## Task details
Drop every picture, then transcribe the remaining data exactly.

Chart and figure data
## begin
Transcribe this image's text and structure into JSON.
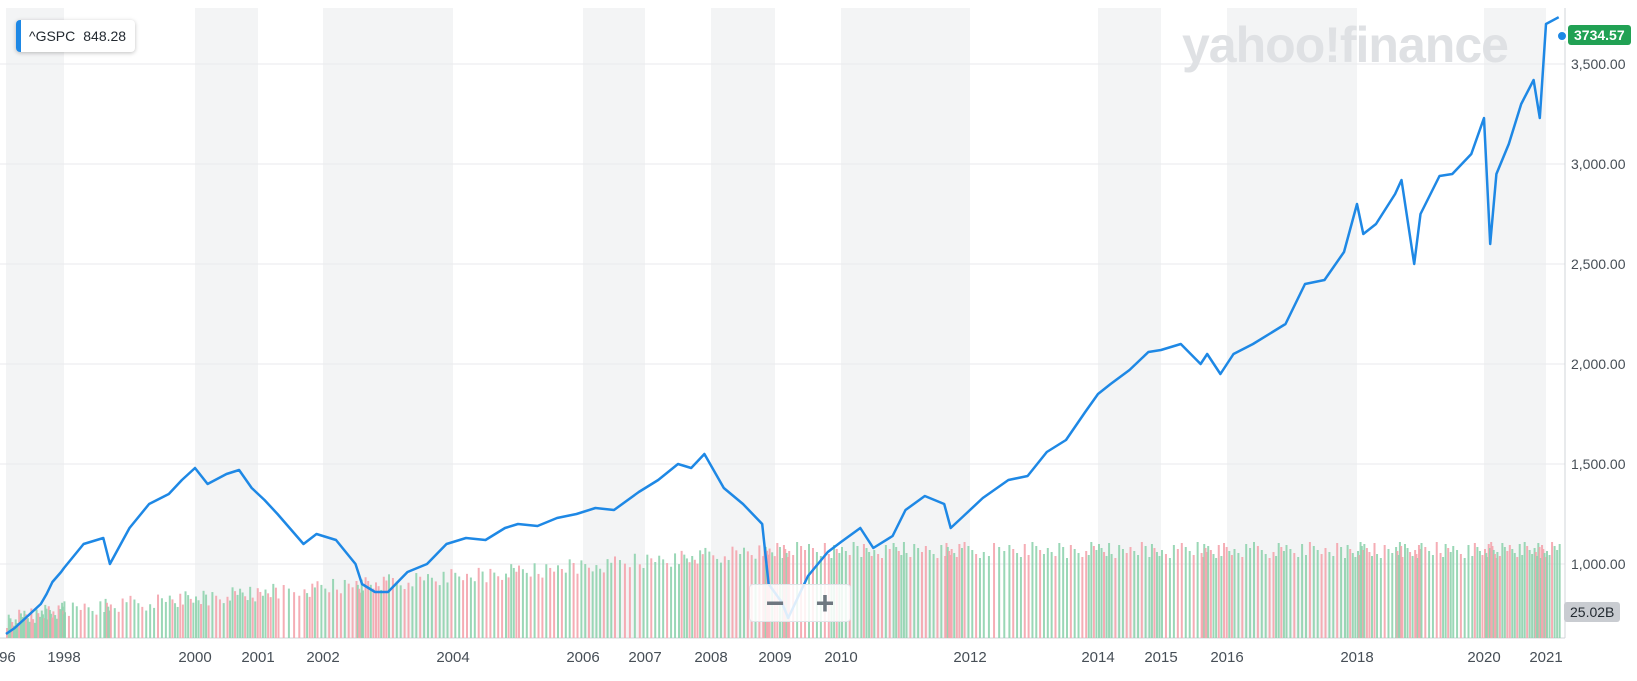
{
  "watermark": "yahoo!finance",
  "legend": {
    "symbol": "^GSPC",
    "value": "848.28"
  },
  "price_tag": "3734.57",
  "volume_tag": "25.02B",
  "zoom": {
    "minus_label": "−",
    "plus_label": "+"
  },
  "colors": {
    "line": "#1e88e5",
    "up_volume": "#8fd3ae",
    "down_volume": "#f4a4ad",
    "band": "#f3f4f5",
    "grid": "#e8eaed",
    "price_tag": "#21a154"
  },
  "chart_data": {
    "type": "line",
    "x_ticks": [
      "'96",
      "1998",
      "2000",
      "2001",
      "2002",
      "2004",
      "2006",
      "2007",
      "2008",
      "2009",
      "2010",
      "2012",
      "2014",
      "2015",
      "2016",
      "2018",
      "2020",
      "2021"
    ],
    "y_ticks": [
      "1,000.00",
      "1,500.00",
      "2,000.00",
      "2,500.00",
      "3,000.00",
      "3,500.00"
    ],
    "ylim": [
      630,
      3780
    ],
    "series": [
      {
        "name": "^GSPC",
        "x": [
          1996.0,
          1996.3,
          1996.6,
          1996.9,
          1997.2,
          1997.4,
          1997.6,
          1997.9,
          1998.0,
          1998.3,
          1998.6,
          1998.7,
          1999.0,
          1999.3,
          1999.6,
          1999.8,
          2000.0,
          2000.2,
          2000.5,
          2000.7,
          2000.9,
          2001.1,
          2001.3,
          2001.7,
          2001.9,
          2002.2,
          2002.5,
          2002.6,
          2002.8,
          2003.0,
          2003.3,
          2003.6,
          2003.9,
          2004.2,
          2004.5,
          2004.8,
          2005.0,
          2005.3,
          2005.6,
          2005.9,
          2006.2,
          2006.5,
          2006.9,
          2007.2,
          2007.5,
          2007.7,
          2007.9,
          2008.2,
          2008.5,
          2008.8,
          2008.9,
          2009.1,
          2009.2,
          2009.5,
          2009.8,
          2010.0,
          2010.3,
          2010.5,
          2010.8,
          2011.0,
          2011.3,
          2011.6,
          2011.7,
          2011.9,
          2012.2,
          2012.6,
          2012.9,
          2013.2,
          2013.5,
          2013.8,
          2014.0,
          2014.2,
          2014.5,
          2014.8,
          2015.0,
          2015.3,
          2015.6,
          2015.7,
          2015.9,
          2016.1,
          2016.4,
          2016.7,
          2016.9,
          2017.2,
          2017.5,
          2017.8,
          2018.0,
          2018.1,
          2018.3,
          2018.6,
          2018.7,
          2018.9,
          2019.0,
          2019.3,
          2019.5,
          2019.8,
          2020.0,
          2020.1,
          2020.2,
          2020.4,
          2020.6,
          2020.8,
          2020.9,
          2021.0,
          2021.2
        ],
        "values": [
          650,
          680,
          720,
          760,
          800,
          850,
          910,
          960,
          980,
          1100,
          1130,
          1000,
          1180,
          1300,
          1350,
          1420,
          1480,
          1400,
          1450,
          1470,
          1380,
          1320,
          1250,
          1100,
          1150,
          1120,
          1000,
          900,
          860,
          860,
          960,
          1000,
          1100,
          1130,
          1120,
          1180,
          1200,
          1190,
          1230,
          1250,
          1280,
          1270,
          1360,
          1420,
          1500,
          1480,
          1550,
          1380,
          1300,
          1200,
          900,
          810,
          730,
          940,
          1060,
          1110,
          1180,
          1080,
          1140,
          1270,
          1340,
          1300,
          1180,
          1240,
          1330,
          1420,
          1440,
          1560,
          1620,
          1760,
          1850,
          1900,
          1970,
          2060,
          2070,
          2100,
          2000,
          2050,
          1950,
          2050,
          2100,
          2160,
          2200,
          2400,
          2420,
          2560,
          2800,
          2650,
          2700,
          2850,
          2920,
          2500,
          2750,
          2940,
          2950,
          3050,
          3230,
          2600,
          2950,
          3100,
          3300,
          3420,
          3230,
          3700,
          3734
        ]
      }
    ]
  }
}
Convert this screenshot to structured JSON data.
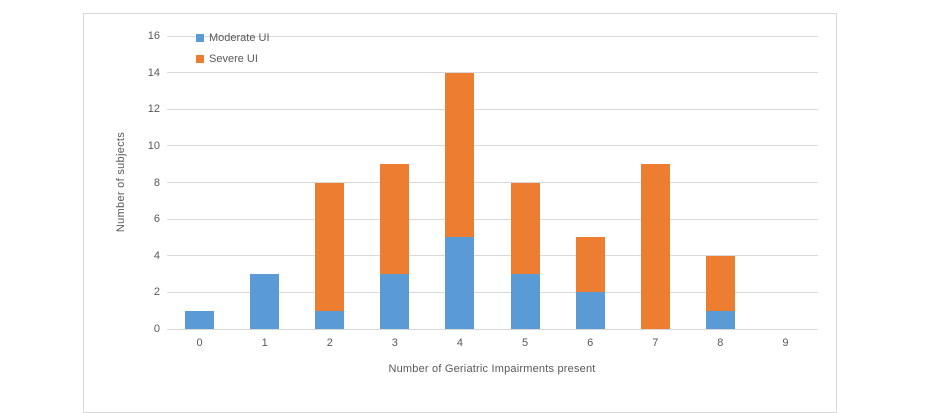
{
  "chart_data": {
    "type": "bar",
    "stacked": true,
    "title": "",
    "categories": [
      "0",
      "1",
      "2",
      "3",
      "4",
      "5",
      "6",
      "7",
      "8",
      "9"
    ],
    "series": [
      {
        "name": "Moderate UI",
        "color": "#5B9BD5",
        "values": [
          1,
          3,
          1,
          3,
          5,
          3,
          2,
          0,
          1,
          0
        ]
      },
      {
        "name": "Severe UI",
        "color": "#ED7D31",
        "values": [
          0,
          0,
          7,
          6,
          9,
          5,
          3,
          9,
          3,
          0
        ]
      }
    ],
    "xlabel": "Number of Geriatric Impairments present",
    "ylabel": "Number of subjects",
    "ylim": [
      0,
      16
    ],
    "yticks": [
      0,
      2,
      4,
      6,
      8,
      10,
      12,
      14,
      16
    ],
    "grid": true,
    "legend_position": "top-left-inside",
    "gridline_color": "#D9D9D9",
    "tick_text_color": "#595959",
    "frame_border_color": "#D9D9D9"
  }
}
## end
## Output for this exercise
Transcribe this image's text and structure into JSON.
{
  "watermark": "yahoo!finance",
  "legend": {
    "symbol": "^GSPC",
    "value": "848.28"
  },
  "price_tag": "3734.57",
  "volume_tag": "25.02B",
  "zoom": {
    "minus_label": "−",
    "plus_label": "+"
  },
  "colors": {
    "line": "#1e88e5",
    "up_volume": "#8fd3ae",
    "down_volume": "#f4a4ad",
    "band": "#f3f4f5",
    "grid": "#e8eaed",
    "price_tag": "#21a154"
  },
  "chart_data": {
    "type": "line",
    "x_ticks": [
      "'96",
      "1998",
      "2000",
      "2001",
      "2002",
      "2004",
      "2006",
      "2007",
      "2008",
      "2009",
      "2010",
      "2012",
      "2014",
      "2015",
      "2016",
      "2018",
      "2020",
      "2021"
    ],
    "y_ticks": [
      "1,000.00",
      "1,500.00",
      "2,000.00",
      "2,500.00",
      "3,000.00",
      "3,500.00"
    ],
    "ylim": [
      630,
      3780
    ],
    "series": [
      {
        "name": "^GSPC",
        "x": [
          1996.0,
          1996.3,
          1996.6,
          1996.9,
          1997.2,
          1997.4,
          1997.6,
          1997.9,
          1998.0,
          1998.3,
          1998.6,
          1998.7,
          1999.0,
          1999.3,
          1999.6,
          1999.8,
          2000.0,
          2000.2,
          2000.5,
          2000.7,
          2000.9,
          2001.1,
          2001.3,
          2001.7,
          2001.9,
          2002.2,
          2002.5,
          2002.6,
          2002.8,
          2003.0,
          2003.3,
          2003.6,
          2003.9,
          2004.2,
          2004.5,
          2004.8,
          2005.0,
          2005.3,
          2005.6,
          2005.9,
          2006.2,
          2006.5,
          2006.9,
          2007.2,
          2007.5,
          2007.7,
          2007.9,
          2008.2,
          2008.5,
          2008.8,
          2008.9,
          2009.1,
          2009.2,
          2009.5,
          2009.8,
          2010.0,
          2010.3,
          2010.5,
          2010.8,
          2011.0,
          2011.3,
          2011.6,
          2011.7,
          2011.9,
          2012.2,
          2012.6,
          2012.9,
          2013.2,
          2013.5,
          2013.8,
          2014.0,
          2014.2,
          2014.5,
          2014.8,
          2015.0,
          2015.3,
          2015.6,
          2015.7,
          2015.9,
          2016.1,
          2016.4,
          2016.7,
          2016.9,
          2017.2,
          2017.5,
          2017.8,
          2018.0,
          2018.1,
          2018.3,
          2018.6,
          2018.7,
          2018.9,
          2019.0,
          2019.3,
          2019.5,
          2019.8,
          2020.0,
          2020.1,
          2020.2,
          2020.4,
          2020.6,
          2020.8,
          2020.9,
          2021.0,
          2021.2
        ],
        "values": [
          650,
          680,
          720,
          760,
          800,
          850,
          910,
          960,
          980,
          1100,
          1130,
          1000,
          1180,
          1300,
          1350,
          1420,
          1480,
          1400,
          1450,
          1470,
          1380,
          1320,
          1250,
          1100,
          1150,
          1120,
          1000,
          900,
          860,
          860,
          960,
          1000,
          1100,
          1130,
          1120,
          1180,
          1200,
          1190,
          1230,
          1250,
          1280,
          1270,
          1360,
          1420,
          1500,
          1480,
          1550,
          1380,
          1300,
          1200,
          900,
          810,
          730,
          940,
          1060,
          1110,
          1180,
          1080,
          1140,
          1270,
          1340,
          1300,
          1180,
          1240,
          1330,
          1420,
          1440,
          1560,
          1620,
          1760,
          1850,
          1900,
          1970,
          2060,
          2070,
          2100,
          2000,
          2050,
          1950,
          2050,
          2100,
          2160,
          2200,
          2400,
          2420,
          2560,
          2800,
          2650,
          2700,
          2850,
          2920,
          2500,
          2750,
          2940,
          2950,
          3050,
          3230,
          2600,
          2950,
          3100,
          3300,
          3420,
          3230,
          3700,
          3734
        ]
      }
    ]
  }
}
Convert this screenshot to structured JSON data.
{
  "chart_data": {
    "type": "bar",
    "stacked": true,
    "title": "",
    "categories": [
      "0",
      "1",
      "2",
      "3",
      "4",
      "5",
      "6",
      "7",
      "8",
      "9"
    ],
    "series": [
      {
        "name": "Moderate UI",
        "color": "#5B9BD5",
        "values": [
          1,
          3,
          1,
          3,
          5,
          3,
          2,
          0,
          1,
          0
        ]
      },
      {
        "name": "Severe UI",
        "color": "#ED7D31",
        "values": [
          0,
          0,
          7,
          6,
          9,
          5,
          3,
          9,
          3,
          0
        ]
      }
    ],
    "xlabel": "Number of Geriatric Impairments present",
    "ylabel": "Number of subjects",
    "ylim": [
      0,
      16
    ],
    "yticks": [
      0,
      2,
      4,
      6,
      8,
      10,
      12,
      14,
      16
    ],
    "grid": true,
    "legend_position": "top-left-inside",
    "gridline_color": "#D9D9D9",
    "tick_text_color": "#595959",
    "frame_border_color": "#D9D9D9"
  }
}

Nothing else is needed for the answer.